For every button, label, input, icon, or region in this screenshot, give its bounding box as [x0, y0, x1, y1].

==

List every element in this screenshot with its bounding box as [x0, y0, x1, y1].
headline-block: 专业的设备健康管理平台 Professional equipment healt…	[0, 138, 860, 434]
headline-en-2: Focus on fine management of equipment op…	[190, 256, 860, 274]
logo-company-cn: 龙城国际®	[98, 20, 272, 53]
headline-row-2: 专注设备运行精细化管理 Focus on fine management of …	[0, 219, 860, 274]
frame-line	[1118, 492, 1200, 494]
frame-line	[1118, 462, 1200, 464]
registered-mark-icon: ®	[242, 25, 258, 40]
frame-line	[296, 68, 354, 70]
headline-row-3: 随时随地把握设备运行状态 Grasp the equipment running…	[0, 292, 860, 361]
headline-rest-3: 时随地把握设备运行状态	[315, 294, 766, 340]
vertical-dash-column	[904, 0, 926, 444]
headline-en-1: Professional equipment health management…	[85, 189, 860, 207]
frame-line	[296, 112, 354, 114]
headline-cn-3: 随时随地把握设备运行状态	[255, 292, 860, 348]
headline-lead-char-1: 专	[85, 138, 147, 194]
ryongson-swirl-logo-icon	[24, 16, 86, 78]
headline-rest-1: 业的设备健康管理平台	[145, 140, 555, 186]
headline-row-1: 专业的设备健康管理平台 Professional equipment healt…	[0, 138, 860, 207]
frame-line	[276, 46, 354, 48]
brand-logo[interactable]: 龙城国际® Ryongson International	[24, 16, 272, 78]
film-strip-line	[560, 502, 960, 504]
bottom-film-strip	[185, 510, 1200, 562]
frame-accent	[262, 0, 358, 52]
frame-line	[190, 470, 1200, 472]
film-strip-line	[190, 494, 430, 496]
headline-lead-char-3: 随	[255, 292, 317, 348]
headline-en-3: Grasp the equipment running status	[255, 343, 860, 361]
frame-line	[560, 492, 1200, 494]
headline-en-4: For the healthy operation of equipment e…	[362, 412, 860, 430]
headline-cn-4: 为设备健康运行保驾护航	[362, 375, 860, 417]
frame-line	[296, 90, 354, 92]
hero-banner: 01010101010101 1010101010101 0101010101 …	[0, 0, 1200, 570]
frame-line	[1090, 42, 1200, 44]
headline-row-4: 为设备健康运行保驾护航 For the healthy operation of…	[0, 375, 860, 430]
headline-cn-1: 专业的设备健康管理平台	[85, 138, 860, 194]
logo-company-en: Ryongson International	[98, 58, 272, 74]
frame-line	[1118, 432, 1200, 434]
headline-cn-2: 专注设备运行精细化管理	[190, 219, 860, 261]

---

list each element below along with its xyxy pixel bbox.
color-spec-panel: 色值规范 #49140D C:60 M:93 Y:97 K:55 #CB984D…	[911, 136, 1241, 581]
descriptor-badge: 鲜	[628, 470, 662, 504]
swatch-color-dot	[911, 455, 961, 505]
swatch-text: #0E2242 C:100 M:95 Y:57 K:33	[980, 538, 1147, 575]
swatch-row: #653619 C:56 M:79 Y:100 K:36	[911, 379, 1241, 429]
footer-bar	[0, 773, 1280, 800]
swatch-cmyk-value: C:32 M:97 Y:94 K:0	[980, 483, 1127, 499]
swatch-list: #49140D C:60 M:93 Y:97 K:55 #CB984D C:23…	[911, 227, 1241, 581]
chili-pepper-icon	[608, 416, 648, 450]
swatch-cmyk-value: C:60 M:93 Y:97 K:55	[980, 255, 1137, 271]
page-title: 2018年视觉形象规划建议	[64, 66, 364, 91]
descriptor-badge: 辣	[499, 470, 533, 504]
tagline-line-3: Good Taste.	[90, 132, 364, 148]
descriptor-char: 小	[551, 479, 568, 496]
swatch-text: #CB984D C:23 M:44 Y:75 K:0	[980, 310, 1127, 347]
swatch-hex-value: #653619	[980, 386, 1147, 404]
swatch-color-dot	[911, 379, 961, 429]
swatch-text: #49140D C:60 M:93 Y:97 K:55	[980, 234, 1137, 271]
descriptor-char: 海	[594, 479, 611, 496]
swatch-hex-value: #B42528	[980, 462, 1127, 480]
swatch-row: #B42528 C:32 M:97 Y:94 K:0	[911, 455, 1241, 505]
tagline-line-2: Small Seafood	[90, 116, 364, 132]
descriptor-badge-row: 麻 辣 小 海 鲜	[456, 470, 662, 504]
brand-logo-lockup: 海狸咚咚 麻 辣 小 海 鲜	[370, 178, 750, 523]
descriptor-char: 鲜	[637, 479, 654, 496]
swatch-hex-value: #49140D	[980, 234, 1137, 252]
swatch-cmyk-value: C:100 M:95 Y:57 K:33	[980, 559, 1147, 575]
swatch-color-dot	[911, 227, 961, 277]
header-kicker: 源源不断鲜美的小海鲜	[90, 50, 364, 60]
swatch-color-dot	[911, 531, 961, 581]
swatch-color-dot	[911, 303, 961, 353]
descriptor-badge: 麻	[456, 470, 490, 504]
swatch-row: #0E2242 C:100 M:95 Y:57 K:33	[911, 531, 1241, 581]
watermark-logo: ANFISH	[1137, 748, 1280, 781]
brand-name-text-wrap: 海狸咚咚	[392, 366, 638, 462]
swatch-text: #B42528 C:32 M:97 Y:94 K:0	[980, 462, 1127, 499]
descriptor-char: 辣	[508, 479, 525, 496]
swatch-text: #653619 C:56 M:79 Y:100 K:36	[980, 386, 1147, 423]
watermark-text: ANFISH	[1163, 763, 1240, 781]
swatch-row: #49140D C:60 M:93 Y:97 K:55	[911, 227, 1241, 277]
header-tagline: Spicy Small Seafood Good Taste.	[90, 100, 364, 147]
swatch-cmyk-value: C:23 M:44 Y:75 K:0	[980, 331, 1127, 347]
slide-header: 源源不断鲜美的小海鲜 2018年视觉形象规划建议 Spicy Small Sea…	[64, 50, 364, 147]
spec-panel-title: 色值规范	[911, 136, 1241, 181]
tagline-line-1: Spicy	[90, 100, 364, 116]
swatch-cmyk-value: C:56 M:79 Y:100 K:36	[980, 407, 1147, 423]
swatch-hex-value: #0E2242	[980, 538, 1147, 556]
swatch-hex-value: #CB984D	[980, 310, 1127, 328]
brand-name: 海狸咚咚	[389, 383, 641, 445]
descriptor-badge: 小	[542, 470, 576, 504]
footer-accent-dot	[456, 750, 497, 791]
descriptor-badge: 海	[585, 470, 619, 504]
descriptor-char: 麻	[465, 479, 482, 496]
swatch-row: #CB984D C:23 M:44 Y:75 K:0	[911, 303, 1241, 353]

> **WRITTEN TASK**: Copy the lines exactly as they appear, starting with the line that contains "list each element" and going on through the line that contains "swatch-list: #49140D C:60".

> **TASK ANSWER**:
list each element below along with its xyxy pixel bbox.
color-spec-panel: 色值规范 #49140D C:60 M:93 Y:97 K:55 #CB984D…	[911, 136, 1241, 581]
descriptor-badge: 鲜	[628, 470, 662, 504]
swatch-color-dot	[911, 455, 961, 505]
swatch-text: #0E2242 C:100 M:95 Y:57 K:33	[980, 538, 1147, 575]
swatch-row: #653619 C:56 M:79 Y:100 K:36	[911, 379, 1241, 429]
footer-bar	[0, 773, 1280, 800]
swatch-cmyk-value: C:32 M:97 Y:94 K:0	[980, 483, 1127, 499]
swatch-list: #49140D C:60 M:93 Y:97 K:55 #CB984D C:23…	[911, 227, 1241, 581]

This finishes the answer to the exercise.